───── MATERIAL SUPPLIED ─────
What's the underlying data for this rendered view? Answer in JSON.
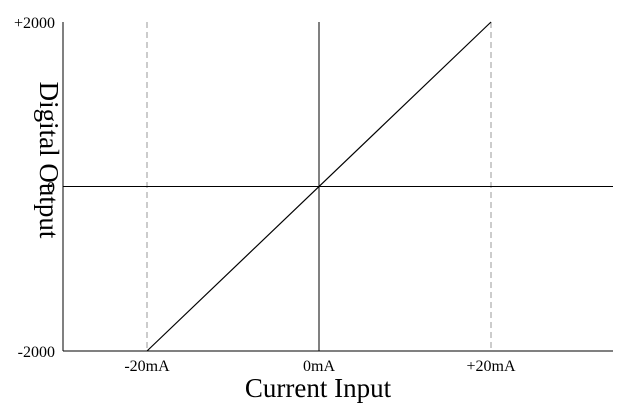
{
  "chart_data": {
    "type": "line",
    "title": "",
    "xlabel": "Current Input",
    "ylabel": "Digital Output",
    "xlim": [
      -20,
      20
    ],
    "ylim": [
      -2000,
      2000
    ],
    "x_ticks": [
      {
        "value": -20,
        "label": "-20mA"
      },
      {
        "value": 0,
        "label": "0mA"
      },
      {
        "value": 20,
        "label": "+20mA"
      }
    ],
    "y_ticks": [
      {
        "value": 2000,
        "label": "+2000"
      },
      {
        "value": 0,
        "label": "0"
      },
      {
        "value": -2000,
        "label": "-2000"
      }
    ],
    "series": [
      {
        "x": [
          -20,
          20
        ],
        "y": [
          -2000,
          2000
        ],
        "color": "#000000"
      }
    ],
    "reference_lines": [
      {
        "orientation": "vertical",
        "value": -20,
        "style": "dashed",
        "color": "#999999"
      },
      {
        "orientation": "vertical",
        "value": 20,
        "style": "dashed",
        "color": "#999999"
      },
      {
        "orientation": "vertical",
        "value": 0,
        "style": "solid",
        "color": "#000000"
      },
      {
        "orientation": "horizontal",
        "value": 0,
        "style": "solid",
        "color": "#000000"
      }
    ],
    "grid": false,
    "legend": "none"
  }
}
─────
Without the images, write out each line of the data verbatim.

OUTPUT BELOW —
What's the underlying data for this rendered view? Answer in JSON.
{
  "chart_data": {
    "type": "line",
    "title": "",
    "xlabel": "Current Input",
    "ylabel": "Digital Output",
    "xlim": [
      -20,
      20
    ],
    "ylim": [
      -2000,
      2000
    ],
    "x_ticks": [
      {
        "value": -20,
        "label": "-20mA"
      },
      {
        "value": 0,
        "label": "0mA"
      },
      {
        "value": 20,
        "label": "+20mA"
      }
    ],
    "y_ticks": [
      {
        "value": 2000,
        "label": "+2000"
      },
      {
        "value": 0,
        "label": "0"
      },
      {
        "value": -2000,
        "label": "-2000"
      }
    ],
    "series": [
      {
        "x": [
          -20,
          20
        ],
        "y": [
          -2000,
          2000
        ],
        "color": "#000000"
      }
    ],
    "reference_lines": [
      {
        "orientation": "vertical",
        "value": -20,
        "style": "dashed",
        "color": "#999999"
      },
      {
        "orientation": "vertical",
        "value": 20,
        "style": "dashed",
        "color": "#999999"
      },
      {
        "orientation": "vertical",
        "value": 0,
        "style": "solid",
        "color": "#000000"
      },
      {
        "orientation": "horizontal",
        "value": 0,
        "style": "solid",
        "color": "#000000"
      }
    ],
    "grid": false,
    "legend": "none"
  }
}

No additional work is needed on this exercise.